● Given instruction: Search the material for the string "values", then return every line where it is found.

Stored entries

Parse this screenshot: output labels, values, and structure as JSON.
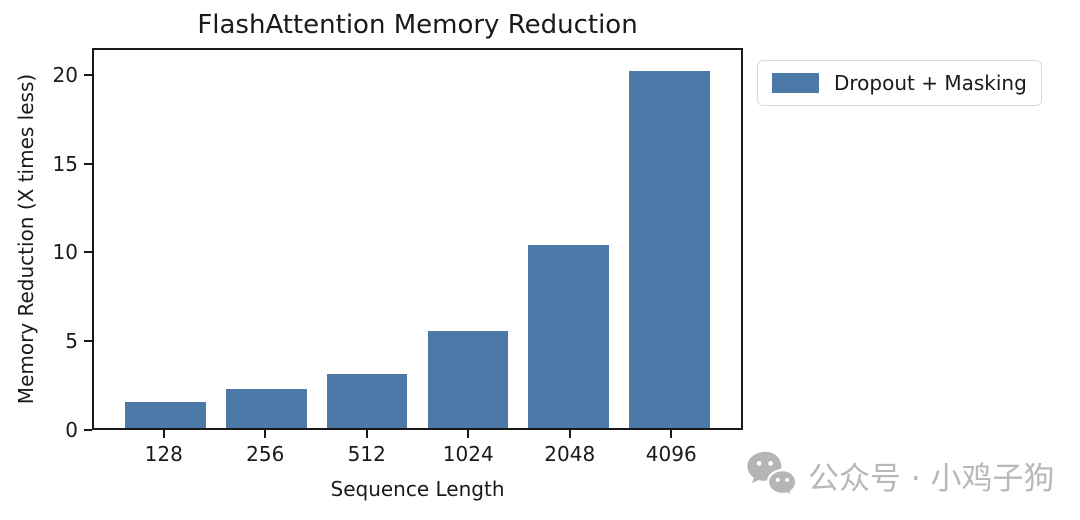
{
  "chart_data": {
    "type": "bar",
    "title": "FlashAttention Memory Reduction",
    "xlabel": "Sequence Length",
    "ylabel": "Memory Reduction (X times less)",
    "categories": [
      "128",
      "256",
      "512",
      "1024",
      "2048",
      "4096"
    ],
    "values": [
      1.5,
      2.2,
      3.1,
      5.5,
      10.4,
      20.3
    ],
    "series": [
      {
        "name": "Dropout + Masking",
        "values": [
          1.5,
          2.2,
          3.1,
          5.5,
          10.4,
          20.3
        ]
      }
    ],
    "yticks": [
      0,
      5,
      10,
      15,
      20
    ],
    "ylim": [
      0,
      21.5
    ],
    "bar_color": "#4d79a9",
    "grid": false,
    "legend_position": "outside-top-right"
  },
  "legend": {
    "label": "Dropout + Masking"
  },
  "watermark": {
    "text": "公众号 · 小鸡子狗",
    "icon": "wechat-icon",
    "color": "#b8b8b8"
  }
}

● Exercise answer:
Parse this screenshot: output labels, values, and structure as JSON.
    "values": [
        "values": [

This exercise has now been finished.